Reproduce the records below in full and without edits, omitting images.

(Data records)
----
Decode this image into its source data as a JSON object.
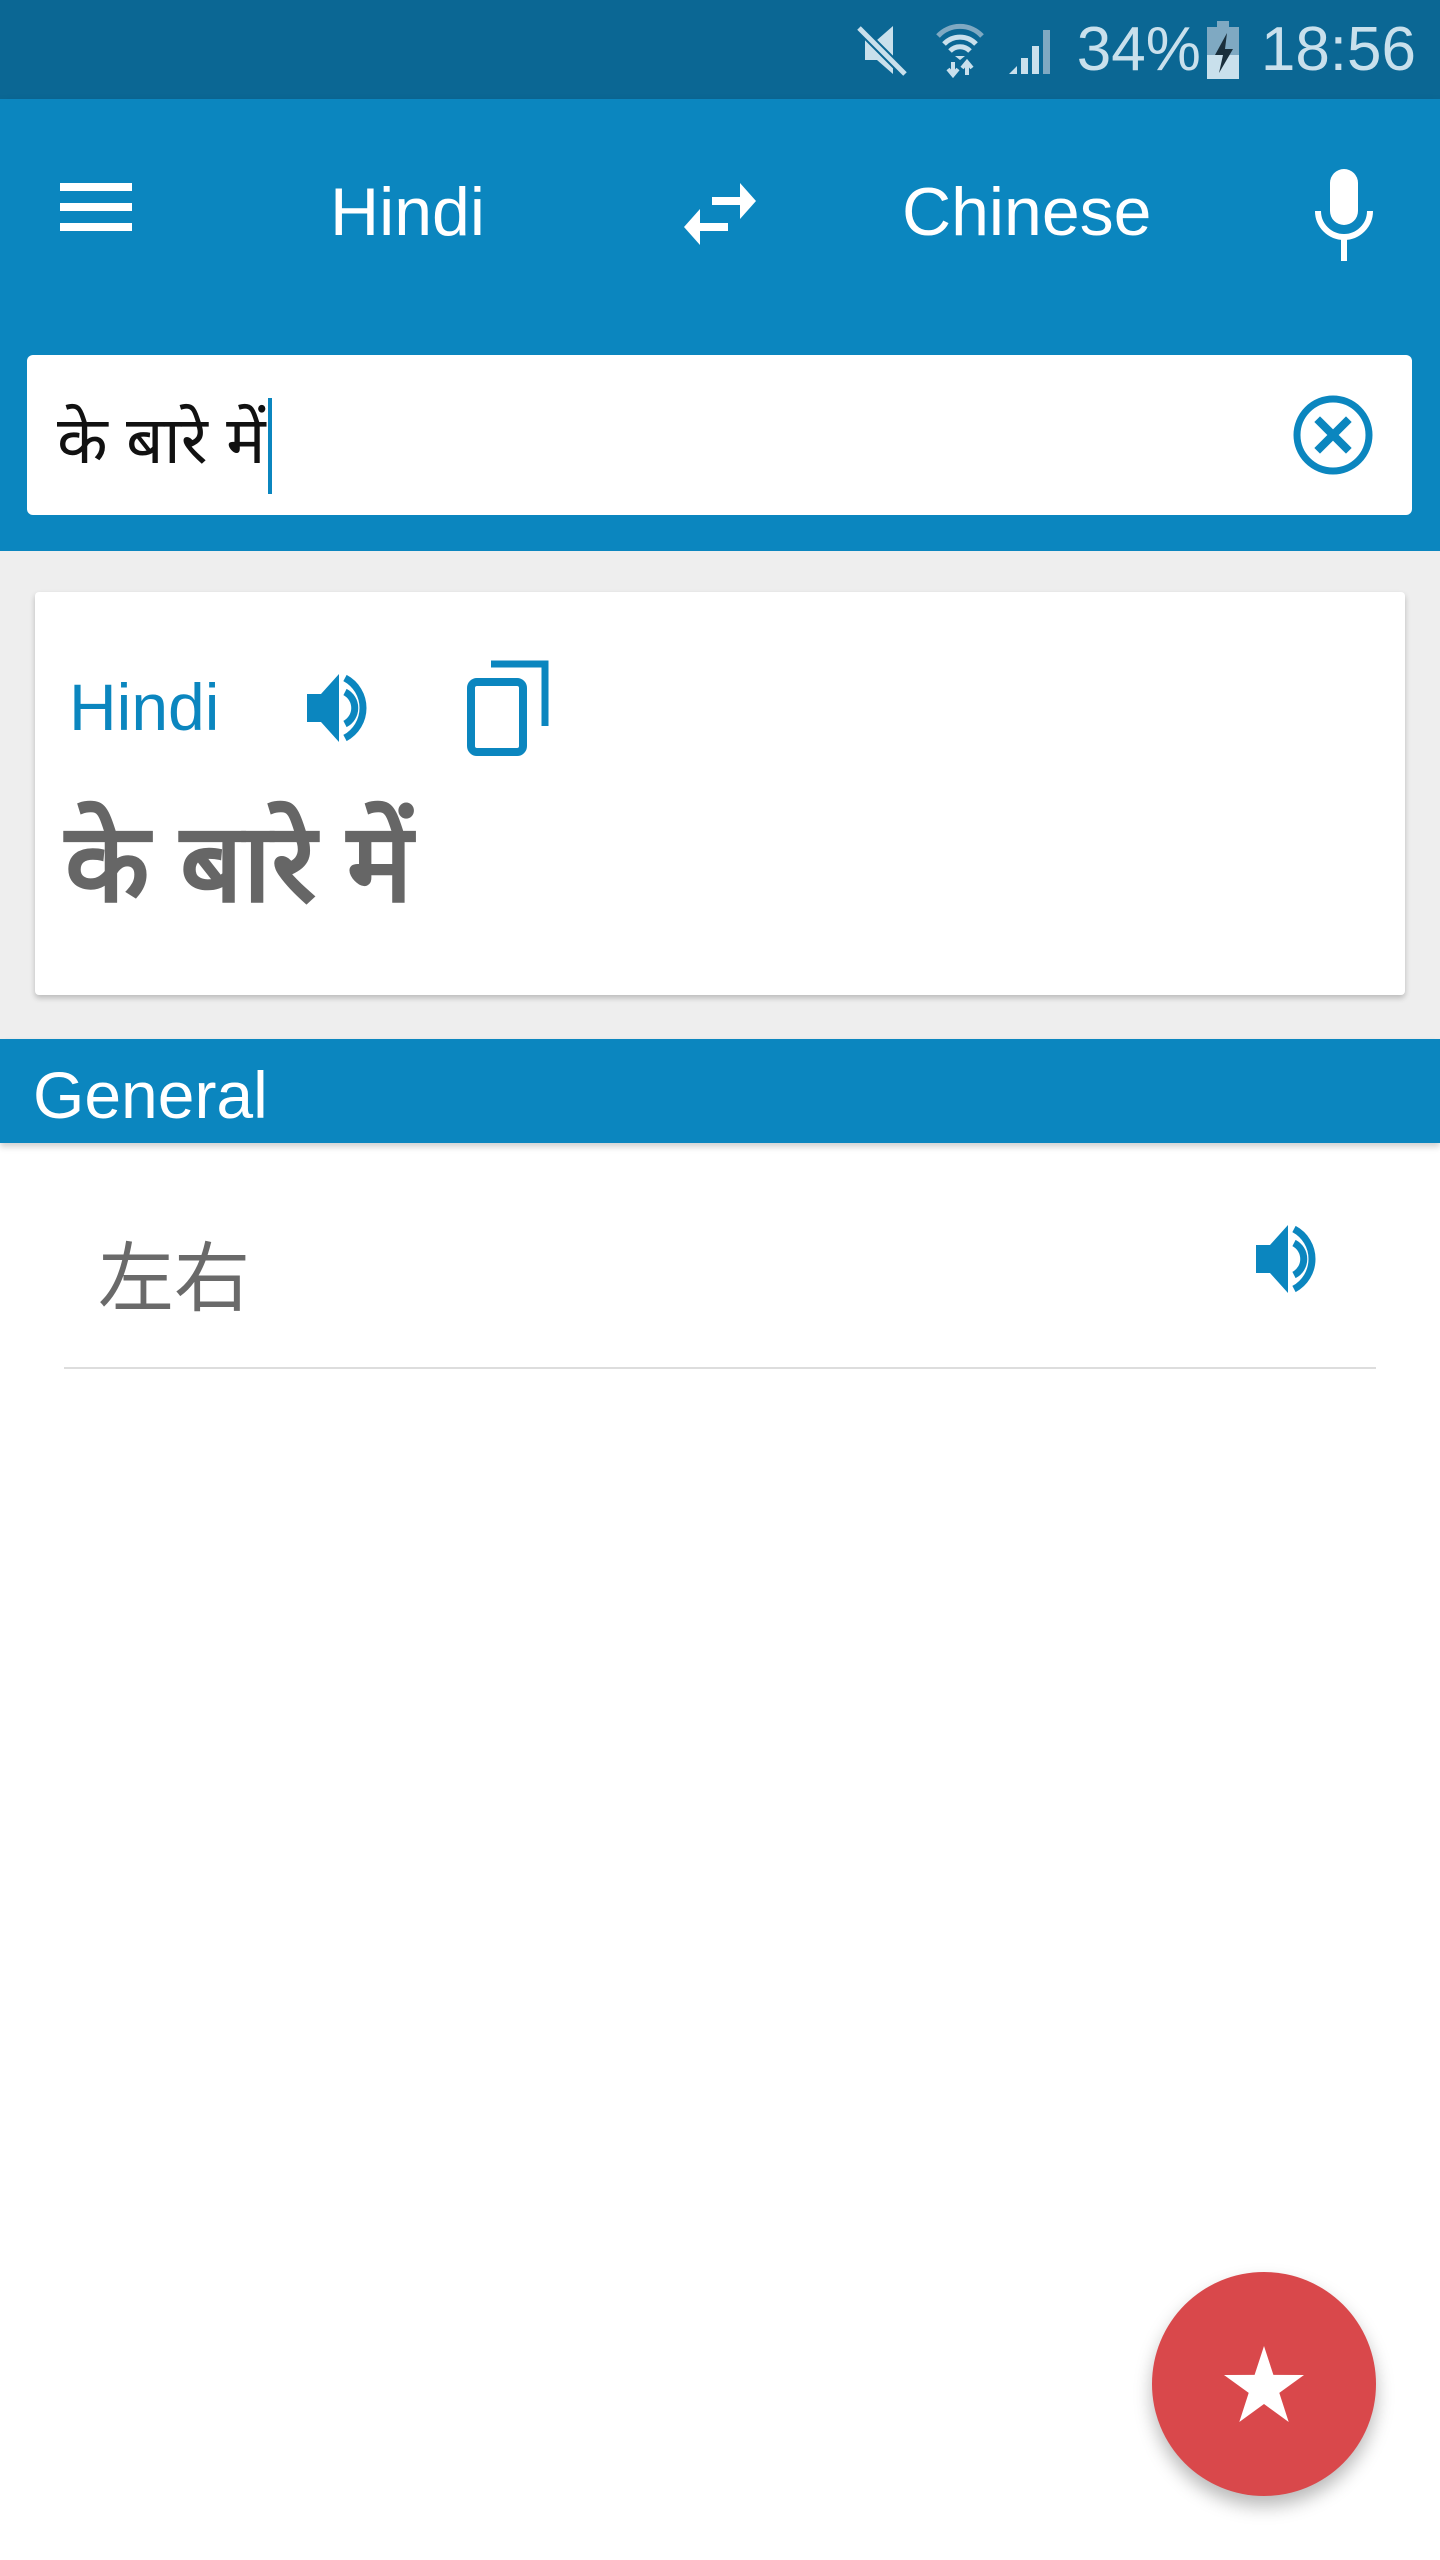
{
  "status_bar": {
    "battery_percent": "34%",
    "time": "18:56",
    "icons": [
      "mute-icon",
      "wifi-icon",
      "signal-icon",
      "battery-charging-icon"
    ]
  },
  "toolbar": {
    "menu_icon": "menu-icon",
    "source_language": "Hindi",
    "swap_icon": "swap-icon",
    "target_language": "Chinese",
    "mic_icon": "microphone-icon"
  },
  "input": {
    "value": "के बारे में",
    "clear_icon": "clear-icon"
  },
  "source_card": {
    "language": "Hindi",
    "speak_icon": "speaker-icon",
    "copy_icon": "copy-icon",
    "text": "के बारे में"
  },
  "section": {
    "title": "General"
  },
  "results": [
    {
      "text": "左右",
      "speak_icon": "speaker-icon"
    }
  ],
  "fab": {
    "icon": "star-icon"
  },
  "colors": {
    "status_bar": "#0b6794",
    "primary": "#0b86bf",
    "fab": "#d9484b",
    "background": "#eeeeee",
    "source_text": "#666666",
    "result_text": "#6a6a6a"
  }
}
----
RESULT BELOW:
Decode this image into its source data as a JSON object.
{
  "status_bar": {
    "battery_percent": "34%",
    "time": "18:56",
    "icons": [
      "mute-icon",
      "wifi-icon",
      "signal-icon",
      "battery-charging-icon"
    ]
  },
  "toolbar": {
    "menu_icon": "menu-icon",
    "source_language": "Hindi",
    "swap_icon": "swap-icon",
    "target_language": "Chinese",
    "mic_icon": "microphone-icon"
  },
  "input": {
    "value": "के बारे में",
    "clear_icon": "clear-icon"
  },
  "source_card": {
    "language": "Hindi",
    "speak_icon": "speaker-icon",
    "copy_icon": "copy-icon",
    "text": "के बारे में"
  },
  "section": {
    "title": "General"
  },
  "results": [
    {
      "text": "左右",
      "speak_icon": "speaker-icon"
    }
  ],
  "fab": {
    "icon": "star-icon"
  },
  "colors": {
    "status_bar": "#0b6794",
    "primary": "#0b86bf",
    "fab": "#d9484b",
    "background": "#eeeeee",
    "source_text": "#666666",
    "result_text": "#6a6a6a"
  }
}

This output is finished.